**GIVEN TASK**
Return the records, each one exactly as written.

**GIVEN ENTRIES**

☆ ☆ ☆ ☆ ☆ ☆ ☆

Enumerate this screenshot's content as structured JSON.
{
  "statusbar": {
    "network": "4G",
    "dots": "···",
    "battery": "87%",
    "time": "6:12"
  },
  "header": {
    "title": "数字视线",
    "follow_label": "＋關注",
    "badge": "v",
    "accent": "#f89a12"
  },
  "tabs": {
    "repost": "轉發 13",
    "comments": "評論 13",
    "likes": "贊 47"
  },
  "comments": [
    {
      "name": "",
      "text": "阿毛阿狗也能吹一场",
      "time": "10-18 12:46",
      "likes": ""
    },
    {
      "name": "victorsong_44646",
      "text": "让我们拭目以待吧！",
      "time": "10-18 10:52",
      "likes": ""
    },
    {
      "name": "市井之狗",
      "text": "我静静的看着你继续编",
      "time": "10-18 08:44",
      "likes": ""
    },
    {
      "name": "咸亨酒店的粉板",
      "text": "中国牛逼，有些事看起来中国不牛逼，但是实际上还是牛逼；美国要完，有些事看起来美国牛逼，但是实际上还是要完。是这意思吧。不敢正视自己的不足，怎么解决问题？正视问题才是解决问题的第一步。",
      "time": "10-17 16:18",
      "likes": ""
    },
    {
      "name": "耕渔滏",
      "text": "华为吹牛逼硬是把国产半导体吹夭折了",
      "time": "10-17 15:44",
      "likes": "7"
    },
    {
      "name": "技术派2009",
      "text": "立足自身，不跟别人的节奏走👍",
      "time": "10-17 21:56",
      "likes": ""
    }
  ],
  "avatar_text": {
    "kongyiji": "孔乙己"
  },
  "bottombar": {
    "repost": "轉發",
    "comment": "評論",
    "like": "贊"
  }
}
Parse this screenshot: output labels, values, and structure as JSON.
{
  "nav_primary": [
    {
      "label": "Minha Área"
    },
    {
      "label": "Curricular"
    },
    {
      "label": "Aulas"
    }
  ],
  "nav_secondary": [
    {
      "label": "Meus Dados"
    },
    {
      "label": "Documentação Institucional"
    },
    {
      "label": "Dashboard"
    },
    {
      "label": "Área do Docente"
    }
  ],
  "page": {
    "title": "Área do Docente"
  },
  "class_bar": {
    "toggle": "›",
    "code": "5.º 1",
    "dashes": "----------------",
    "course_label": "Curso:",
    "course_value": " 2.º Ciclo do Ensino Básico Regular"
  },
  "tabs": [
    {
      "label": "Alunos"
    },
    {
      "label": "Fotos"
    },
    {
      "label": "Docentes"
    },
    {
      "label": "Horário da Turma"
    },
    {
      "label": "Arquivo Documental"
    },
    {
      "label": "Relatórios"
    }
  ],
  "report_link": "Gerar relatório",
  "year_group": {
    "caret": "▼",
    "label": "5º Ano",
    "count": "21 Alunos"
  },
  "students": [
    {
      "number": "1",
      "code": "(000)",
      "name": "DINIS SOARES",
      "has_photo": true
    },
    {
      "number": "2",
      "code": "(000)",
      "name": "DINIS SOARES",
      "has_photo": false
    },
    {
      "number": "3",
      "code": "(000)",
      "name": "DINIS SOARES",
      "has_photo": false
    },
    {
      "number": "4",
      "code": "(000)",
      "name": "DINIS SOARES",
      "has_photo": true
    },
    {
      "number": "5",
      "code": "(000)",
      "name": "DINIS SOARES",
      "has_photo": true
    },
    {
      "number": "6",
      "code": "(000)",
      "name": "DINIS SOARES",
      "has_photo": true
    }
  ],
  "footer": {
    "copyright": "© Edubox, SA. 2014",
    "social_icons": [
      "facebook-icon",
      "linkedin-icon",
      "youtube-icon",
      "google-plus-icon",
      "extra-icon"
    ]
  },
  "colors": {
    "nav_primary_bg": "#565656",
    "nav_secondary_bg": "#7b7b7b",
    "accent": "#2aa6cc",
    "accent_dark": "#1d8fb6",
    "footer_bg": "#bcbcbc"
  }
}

☆ ☆ ☆ ☆ ☆ ☆ ☆

**THE SOLUTION**
Enumerate this screenshot's content as structured JSON.
{
  "statusbar": {
    "network": "4G",
    "dots": "···",
    "battery": "87%",
    "time": "6:12"
  },
  "header": {
    "title": "数字视线",
    "follow_label": "＋關注",
    "badge": "v",
    "accent": "#f89a12"
  },
  "tabs": {
    "repost": "轉發 13",
    "comments": "評論 13",
    "likes": "贊 47"
  },
  "comments": [
    {
      "name": "",
      "text": "阿毛阿狗也能吹一场",
      "time": "10-18 12:46",
      "likes": ""
    },
    {
      "name": "victorsong_44646",
      "text": "让我们拭目以待吧！",
      "time": "10-18 10:52",
      "likes": ""
    },
    {
      "name": "市井之狗",
      "text": "我静静的看着你继续编",
      "time": "10-18 08:44",
      "likes": ""
    },
    {
      "name": "咸亨酒店的粉板",
      "text": "中国牛逼，有些事看起来中国不牛逼，但是实际上还是牛逼；美国要完，有些事看起来美国牛逼，但是实际上还是要完。是这意思吧。不敢正视自己的不足，怎么解决问题？正视问题才是解决问题的第一步。",
      "time": "10-17 16:18",
      "likes": ""
    },
    {
      "name": "耕渔滏",
      "text": "华为吹牛逼硬是把国产半导体吹夭折了",
      "time": "10-17 15:44",
      "likes": "7"
    },
    {
      "name": "技术派2009",
      "text": "立足自身，不跟别人的节奏走👍",
      "time": "10-17 21:56",
      "likes": ""
    }
  ],
  "avatar_text": {
    "kongyiji": "孔乙己"
  },
  "bottombar": {
    "repost": "轉發",
    "comment": "評論",
    "like": "贊"
  }
}
Parse this screenshot: output labels, values, and structure as JSON.
{
  "nav_primary": [
    {
      "label": "Minha Área"
    },
    {
      "label": "Curricular"
    },
    {
      "label": "Aulas"
    }
  ],
  "nav_secondary": [
    {
      "label": "Meus Dados"
    },
    {
      "label": "Documentação Institucional"
    },
    {
      "label": "Dashboard"
    },
    {
      "label": "Área do Docente"
    }
  ],
  "page": {
    "title": "Área do Docente"
  },
  "class_bar": {
    "toggle": "›",
    "code": "5.º 1",
    "dashes": "----------------",
    "course_label": "Curso:",
    "course_value": " 2.º Ciclo do Ensino Básico Regular"
  },
  "tabs": [
    {
      "label": "Alunos"
    },
    {
      "label": "Fotos"
    },
    {
      "label": "Docentes"
    },
    {
      "label": "Horário da Turma"
    },
    {
      "label": "Arquivo Documental"
    },
    {
      "label": "Relatórios"
    }
  ],
  "report_link": "Gerar relatório",
  "year_group": {
    "caret": "▼",
    "label": "5º Ano",
    "count": "21 Alunos"
  },
  "students": [
    {
      "number": "1",
      "code": "(000)",
      "name": "DINIS SOARES",
      "has_photo": true
    },
    {
      "number": "2",
      "code": "(000)",
      "name": "DINIS SOARES",
      "has_photo": false
    },
    {
      "number": "3",
      "code": "(000)",
      "name": "DINIS SOARES",
      "has_photo": false
    },
    {
      "number": "4",
      "code": "(000)",
      "name": "DINIS SOARES",
      "has_photo": true
    },
    {
      "number": "5",
      "code": "(000)",
      "name": "DINIS SOARES",
      "has_photo": true
    },
    {
      "number": "6",
      "code": "(000)",
      "name": "DINIS SOARES",
      "has_photo": true
    }
  ],
  "footer": {
    "copyright": "© Edubox, SA. 2014",
    "social_icons": [
      "facebook-icon",
      "linkedin-icon",
      "youtube-icon",
      "google-plus-icon",
      "extra-icon"
    ]
  },
  "colors": {
    "nav_primary_bg": "#565656",
    "nav_secondary_bg": "#7b7b7b",
    "accent": "#2aa6cc",
    "accent_dark": "#1d8fb6",
    "footer_bg": "#bcbcbc"
  }
}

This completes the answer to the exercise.